Stored data entries:
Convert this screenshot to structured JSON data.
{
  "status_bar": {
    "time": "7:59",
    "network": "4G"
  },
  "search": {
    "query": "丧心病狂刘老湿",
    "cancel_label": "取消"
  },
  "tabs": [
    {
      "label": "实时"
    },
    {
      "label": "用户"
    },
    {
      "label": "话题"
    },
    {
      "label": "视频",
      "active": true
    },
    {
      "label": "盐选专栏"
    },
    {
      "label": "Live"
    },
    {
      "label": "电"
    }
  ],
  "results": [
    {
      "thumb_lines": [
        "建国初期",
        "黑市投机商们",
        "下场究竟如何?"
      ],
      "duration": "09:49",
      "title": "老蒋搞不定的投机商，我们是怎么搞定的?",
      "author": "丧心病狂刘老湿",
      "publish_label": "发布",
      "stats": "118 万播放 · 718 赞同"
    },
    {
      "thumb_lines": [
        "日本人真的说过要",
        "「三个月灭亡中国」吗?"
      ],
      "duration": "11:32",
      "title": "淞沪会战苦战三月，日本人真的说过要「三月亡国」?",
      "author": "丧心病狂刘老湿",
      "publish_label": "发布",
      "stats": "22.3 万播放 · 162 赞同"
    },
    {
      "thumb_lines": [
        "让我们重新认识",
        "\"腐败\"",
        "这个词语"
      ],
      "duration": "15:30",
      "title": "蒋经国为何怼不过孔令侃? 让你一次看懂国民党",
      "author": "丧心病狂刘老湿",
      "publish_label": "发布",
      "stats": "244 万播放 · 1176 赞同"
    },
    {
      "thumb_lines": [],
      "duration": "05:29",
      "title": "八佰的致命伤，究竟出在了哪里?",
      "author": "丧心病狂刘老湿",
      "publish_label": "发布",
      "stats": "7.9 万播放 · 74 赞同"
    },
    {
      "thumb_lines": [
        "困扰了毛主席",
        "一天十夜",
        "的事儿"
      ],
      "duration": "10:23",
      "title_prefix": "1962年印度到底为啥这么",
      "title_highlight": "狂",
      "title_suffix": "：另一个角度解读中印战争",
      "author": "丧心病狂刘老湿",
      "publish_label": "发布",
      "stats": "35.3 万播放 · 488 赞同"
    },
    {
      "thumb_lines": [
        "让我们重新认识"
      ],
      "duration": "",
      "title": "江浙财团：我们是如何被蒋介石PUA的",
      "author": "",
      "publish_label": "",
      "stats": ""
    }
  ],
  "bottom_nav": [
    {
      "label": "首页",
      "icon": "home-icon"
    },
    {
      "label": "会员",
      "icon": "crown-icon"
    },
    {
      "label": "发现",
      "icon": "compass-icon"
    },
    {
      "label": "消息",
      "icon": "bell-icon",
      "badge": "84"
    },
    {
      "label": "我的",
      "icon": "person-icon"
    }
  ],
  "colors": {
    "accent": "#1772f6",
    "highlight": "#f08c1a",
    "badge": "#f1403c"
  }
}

> [WHAT TO DO]: Search the records above for "icon". Copy each line where it is found.

> [FINISHED ANSWER]:
      "icon": "home-icon"
      "icon": "crown-icon"
      "icon": "compass-icon"
      "icon": "bell-icon",
      "icon": "person-icon"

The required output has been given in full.